> WHAT IS BEING ASKED
Print the rows below word for word, starting at the very first line and ending with the line that contains "- cell-description: Consuming", both included.

>> Begin

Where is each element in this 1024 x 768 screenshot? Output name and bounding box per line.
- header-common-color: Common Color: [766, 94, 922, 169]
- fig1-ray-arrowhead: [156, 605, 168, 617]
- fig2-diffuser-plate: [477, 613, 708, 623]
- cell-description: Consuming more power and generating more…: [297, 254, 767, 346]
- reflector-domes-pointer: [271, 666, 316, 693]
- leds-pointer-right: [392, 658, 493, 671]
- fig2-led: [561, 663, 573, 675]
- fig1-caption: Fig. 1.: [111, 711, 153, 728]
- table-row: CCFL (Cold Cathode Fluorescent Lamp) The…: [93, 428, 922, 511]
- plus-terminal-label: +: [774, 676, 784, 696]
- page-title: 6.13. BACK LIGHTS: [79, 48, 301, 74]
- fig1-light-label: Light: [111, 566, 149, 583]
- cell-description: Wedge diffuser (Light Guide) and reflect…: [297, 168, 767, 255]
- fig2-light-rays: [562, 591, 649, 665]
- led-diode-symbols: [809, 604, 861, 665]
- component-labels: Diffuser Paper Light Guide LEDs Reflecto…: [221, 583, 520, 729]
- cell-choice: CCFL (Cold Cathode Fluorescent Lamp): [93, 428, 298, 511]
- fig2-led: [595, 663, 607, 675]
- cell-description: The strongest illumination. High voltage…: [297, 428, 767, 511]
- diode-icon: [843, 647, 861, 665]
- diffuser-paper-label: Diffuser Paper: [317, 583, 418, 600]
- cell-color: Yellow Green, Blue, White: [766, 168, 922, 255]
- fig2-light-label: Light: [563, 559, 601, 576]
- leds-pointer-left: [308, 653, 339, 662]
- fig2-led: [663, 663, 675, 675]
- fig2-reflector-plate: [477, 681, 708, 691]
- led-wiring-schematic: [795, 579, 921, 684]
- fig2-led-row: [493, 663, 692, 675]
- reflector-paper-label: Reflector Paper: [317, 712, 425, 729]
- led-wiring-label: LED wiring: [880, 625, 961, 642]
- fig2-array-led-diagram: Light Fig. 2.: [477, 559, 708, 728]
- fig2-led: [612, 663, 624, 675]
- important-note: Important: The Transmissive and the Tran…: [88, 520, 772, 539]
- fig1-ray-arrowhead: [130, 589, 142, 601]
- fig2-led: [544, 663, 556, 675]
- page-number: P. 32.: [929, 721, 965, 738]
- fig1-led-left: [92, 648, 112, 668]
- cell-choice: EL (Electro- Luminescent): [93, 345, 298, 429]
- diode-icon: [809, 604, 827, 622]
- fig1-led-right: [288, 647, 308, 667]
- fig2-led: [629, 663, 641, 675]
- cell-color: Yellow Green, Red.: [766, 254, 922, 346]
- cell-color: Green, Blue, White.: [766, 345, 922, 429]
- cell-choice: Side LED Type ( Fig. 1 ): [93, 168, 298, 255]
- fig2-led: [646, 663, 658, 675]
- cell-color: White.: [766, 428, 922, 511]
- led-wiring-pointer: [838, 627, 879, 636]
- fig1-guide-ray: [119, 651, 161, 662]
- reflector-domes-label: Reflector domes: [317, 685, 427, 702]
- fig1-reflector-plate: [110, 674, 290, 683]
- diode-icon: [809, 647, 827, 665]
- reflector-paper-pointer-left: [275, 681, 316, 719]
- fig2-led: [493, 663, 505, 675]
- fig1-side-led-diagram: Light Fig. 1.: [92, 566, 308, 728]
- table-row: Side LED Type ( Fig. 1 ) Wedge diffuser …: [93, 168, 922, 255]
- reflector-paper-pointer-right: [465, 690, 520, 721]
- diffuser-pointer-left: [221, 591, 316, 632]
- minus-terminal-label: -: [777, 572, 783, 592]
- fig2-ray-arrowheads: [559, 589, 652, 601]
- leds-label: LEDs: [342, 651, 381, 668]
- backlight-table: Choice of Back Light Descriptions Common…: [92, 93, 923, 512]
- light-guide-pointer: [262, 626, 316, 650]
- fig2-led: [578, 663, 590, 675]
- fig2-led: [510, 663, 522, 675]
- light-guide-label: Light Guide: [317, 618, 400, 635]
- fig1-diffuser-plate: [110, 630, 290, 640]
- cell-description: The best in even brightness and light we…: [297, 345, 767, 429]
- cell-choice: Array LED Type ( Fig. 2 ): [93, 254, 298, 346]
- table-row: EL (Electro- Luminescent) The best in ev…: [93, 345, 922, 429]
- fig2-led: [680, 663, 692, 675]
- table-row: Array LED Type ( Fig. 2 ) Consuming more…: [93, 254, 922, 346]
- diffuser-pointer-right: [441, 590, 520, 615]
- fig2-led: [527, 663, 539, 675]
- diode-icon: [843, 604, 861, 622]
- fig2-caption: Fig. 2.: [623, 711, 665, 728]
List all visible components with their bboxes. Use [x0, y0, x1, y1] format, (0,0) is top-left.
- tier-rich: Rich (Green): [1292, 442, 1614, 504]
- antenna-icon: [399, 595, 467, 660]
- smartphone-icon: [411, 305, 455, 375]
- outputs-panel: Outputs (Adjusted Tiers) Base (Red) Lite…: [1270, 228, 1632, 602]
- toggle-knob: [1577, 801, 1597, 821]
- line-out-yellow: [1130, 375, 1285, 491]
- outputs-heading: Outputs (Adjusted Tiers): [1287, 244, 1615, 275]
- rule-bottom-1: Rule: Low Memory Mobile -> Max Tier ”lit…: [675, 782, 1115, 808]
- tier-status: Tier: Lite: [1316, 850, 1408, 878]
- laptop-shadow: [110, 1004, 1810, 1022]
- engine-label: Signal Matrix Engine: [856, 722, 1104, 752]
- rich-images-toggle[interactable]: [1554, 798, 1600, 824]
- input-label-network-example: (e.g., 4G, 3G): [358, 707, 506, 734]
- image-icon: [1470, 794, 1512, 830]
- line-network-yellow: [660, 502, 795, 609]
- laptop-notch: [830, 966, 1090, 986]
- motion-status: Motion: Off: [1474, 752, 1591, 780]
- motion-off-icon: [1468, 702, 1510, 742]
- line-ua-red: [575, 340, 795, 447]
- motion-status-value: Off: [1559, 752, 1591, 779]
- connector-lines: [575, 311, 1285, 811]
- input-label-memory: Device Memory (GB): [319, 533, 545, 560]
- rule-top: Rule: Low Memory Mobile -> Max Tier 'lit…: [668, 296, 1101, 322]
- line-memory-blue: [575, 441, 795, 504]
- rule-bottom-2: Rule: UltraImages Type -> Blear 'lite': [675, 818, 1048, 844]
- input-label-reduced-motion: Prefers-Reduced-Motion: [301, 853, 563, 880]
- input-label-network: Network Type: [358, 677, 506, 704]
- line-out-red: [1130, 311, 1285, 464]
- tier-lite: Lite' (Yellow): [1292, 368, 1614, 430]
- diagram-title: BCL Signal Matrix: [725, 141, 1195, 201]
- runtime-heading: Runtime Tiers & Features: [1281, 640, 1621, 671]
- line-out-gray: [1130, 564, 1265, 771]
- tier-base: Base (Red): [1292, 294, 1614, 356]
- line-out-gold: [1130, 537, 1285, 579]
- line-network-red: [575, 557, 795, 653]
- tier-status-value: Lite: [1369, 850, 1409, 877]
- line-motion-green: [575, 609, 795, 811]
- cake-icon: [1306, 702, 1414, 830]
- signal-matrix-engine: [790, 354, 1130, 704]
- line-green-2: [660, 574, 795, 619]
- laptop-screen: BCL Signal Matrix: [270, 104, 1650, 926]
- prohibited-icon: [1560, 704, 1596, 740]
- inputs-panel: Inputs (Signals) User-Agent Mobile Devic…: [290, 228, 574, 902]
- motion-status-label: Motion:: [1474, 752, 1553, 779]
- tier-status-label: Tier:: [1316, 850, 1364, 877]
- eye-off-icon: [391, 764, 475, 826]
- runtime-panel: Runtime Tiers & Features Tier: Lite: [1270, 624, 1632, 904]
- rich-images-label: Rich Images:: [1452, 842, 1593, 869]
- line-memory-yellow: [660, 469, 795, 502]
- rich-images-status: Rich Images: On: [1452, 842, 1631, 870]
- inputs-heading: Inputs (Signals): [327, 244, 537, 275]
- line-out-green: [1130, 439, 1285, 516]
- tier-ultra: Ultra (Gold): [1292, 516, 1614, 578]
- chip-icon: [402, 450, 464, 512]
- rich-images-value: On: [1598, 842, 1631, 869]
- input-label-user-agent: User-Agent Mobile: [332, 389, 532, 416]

>> End

> ANSWER TO THE TASK
Where is each element in this 1024 x 768 screenshot? Output name and bounding box per line.
- header-common-color: Common Color: [766, 94, 922, 169]
- fig1-ray-arrowhead: [156, 605, 168, 617]
- fig2-diffuser-plate: [477, 613, 708, 623]
- cell-description: Consuming more power and generating more…: [297, 254, 767, 346]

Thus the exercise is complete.